▸ Task brief
Each line in the entries below that holds the string "this" is to be listed.

[Collected data entries]

=======

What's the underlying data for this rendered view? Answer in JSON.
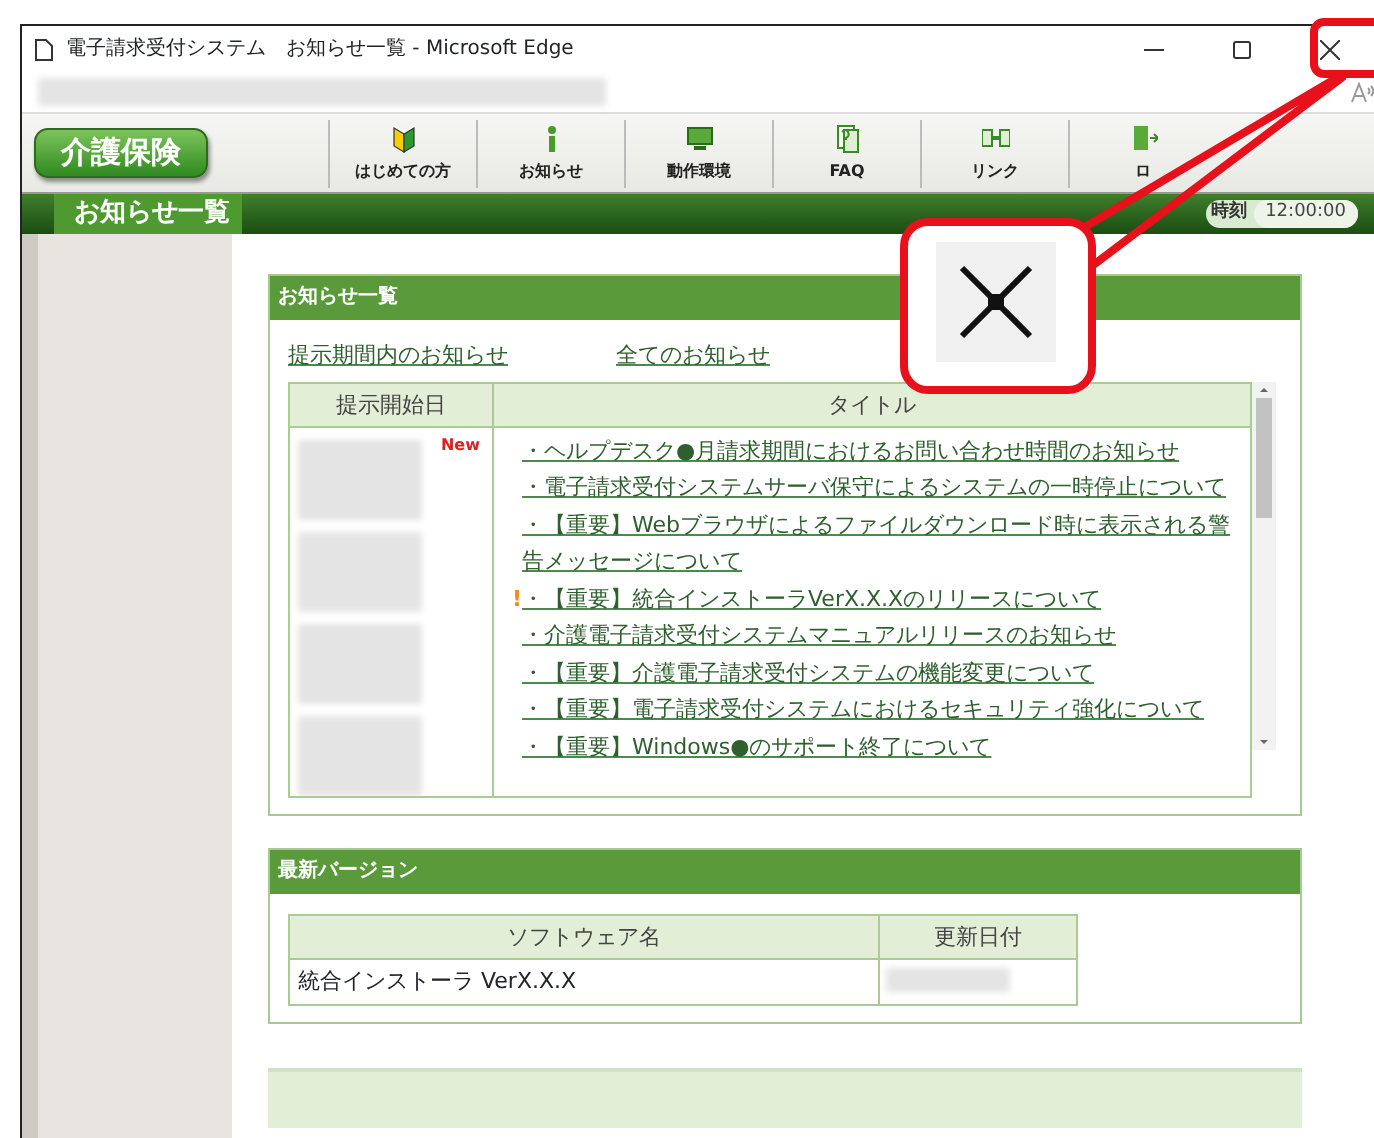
{
  "window": {
    "title": "電子請求受付システム　お知らせ一覧 - Microsoft Edge"
  },
  "toolbar": {
    "logo": "介護保険",
    "items": [
      {
        "label": "はじめての方"
      },
      {
        "label": "お知らせ"
      },
      {
        "label": "動作環境"
      },
      {
        "label": "FAQ"
      },
      {
        "label": "リンク"
      },
      {
        "label": "ロ"
      }
    ]
  },
  "page_bar": {
    "title": "お知らせ一覧",
    "clock_label": "時刻",
    "clock": "12:00:00"
  },
  "notices": {
    "title": "お知らせ一覧",
    "filters": [
      "提示期間内のお知らせ",
      "全てのお知らせ"
    ],
    "columns": [
      "提示開始日",
      "タイトル"
    ],
    "badge": "New",
    "rows": [
      {
        "marker": "",
        "title": "・ヘルプデスク●月請求期間におけるお問い合わせ時間のお知らせ"
      },
      {
        "marker": "",
        "title": "・電子請求受付システムサーバ保守によるシステムの一時停止について"
      },
      {
        "marker": "",
        "title": "・【重要】Webブラウザによるファイルダウンロード時に表示される警告メッセージについて"
      },
      {
        "marker": "!",
        "title": "・【重要】統合インストーラVerX.X.Xのリリースについて"
      },
      {
        "marker": "",
        "title": "・介護電子請求受付システムマニュアルリリースのお知らせ"
      },
      {
        "marker": "",
        "title": "・【重要】介護電子請求受付システムの機能変更について"
      },
      {
        "marker": "",
        "title": "・【重要】電子請求受付システムにおけるセキュリティ強化について"
      },
      {
        "marker": "",
        "title": "・【重要】Windows●のサポート終了について"
      }
    ]
  },
  "version": {
    "title": "最新バージョン",
    "columns": [
      "ソフトウェア名",
      "更新日付"
    ],
    "rows": [
      {
        "name": "統合インストーラ VerX.X.X"
      }
    ]
  }
}
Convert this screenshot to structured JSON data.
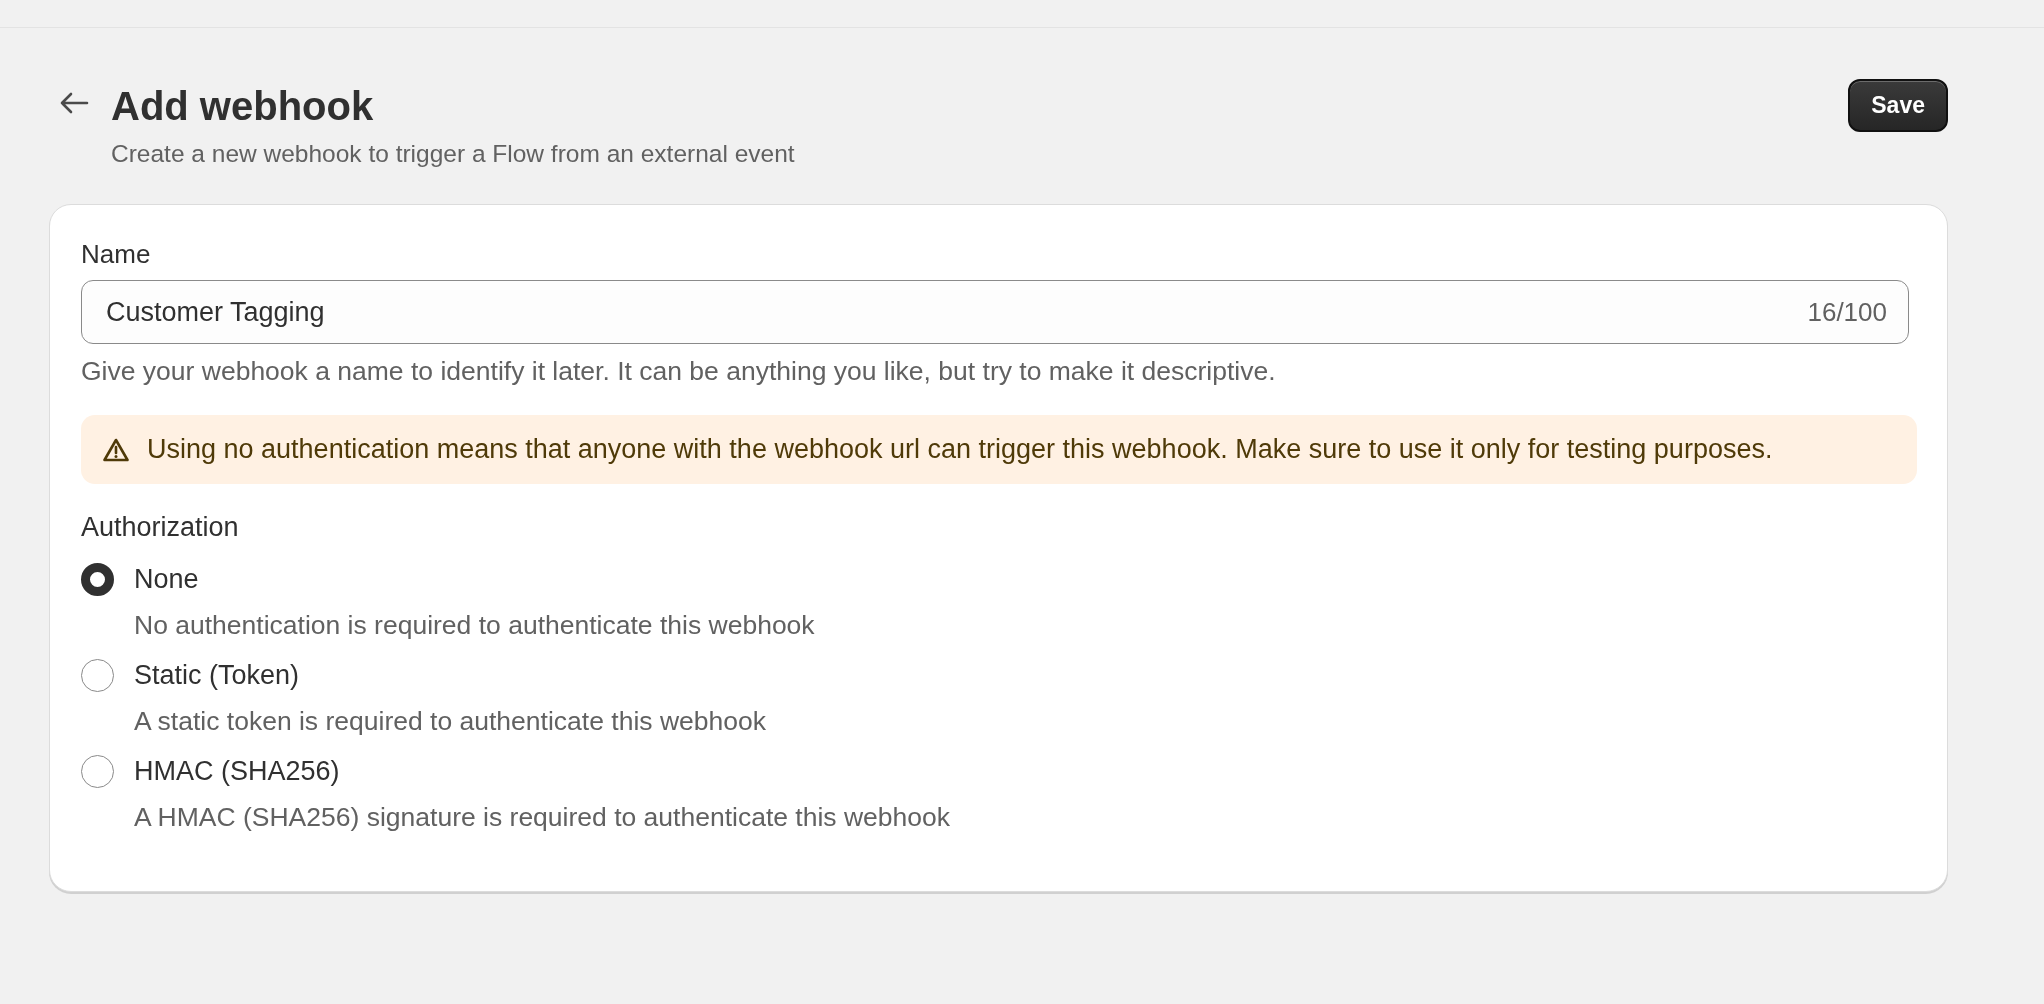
{
  "header": {
    "title": "Add webhook",
    "subtitle": "Create a new webhook to trigger a Flow from an external event",
    "save_button": "Save"
  },
  "name_field": {
    "label": "Name",
    "value": "Customer Tagging",
    "counter": "16/100",
    "help": "Give your webhook a name to identify it later. It can be anything you like, but try to make it descriptive."
  },
  "warning_banner": {
    "text": "Using no authentication means that anyone with the webhook url can trigger this webhook. Make sure to use it only for testing purposes."
  },
  "authorization": {
    "label": "Authorization",
    "options": [
      {
        "label": "None",
        "description": "No authentication is required to authenticate this webhook",
        "selected": true
      },
      {
        "label": "Static (Token)",
        "description": "A static token is required to authenticate this webhook",
        "selected": false
      },
      {
        "label": "HMAC (SHA256)",
        "description": "A HMAC (SHA256) signature is required to authenticate this webhook",
        "selected": false
      }
    ]
  }
}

=======

▸ Task solution
What's the underlying data for this rendered view? Answer in JSON.
Convert this screenshot to structured JSON data.
    "text": "Using no authentication means that anyone with the webhook url can trigger this webhook. Make sure to use it only for testing purposes."
        "description": "No authentication is required to authenticate this webhook",
        "description": "A static token is required to authenticate this webhook",
        "description": "A HMAC (SHA256) signature is required to authenticate this webhook",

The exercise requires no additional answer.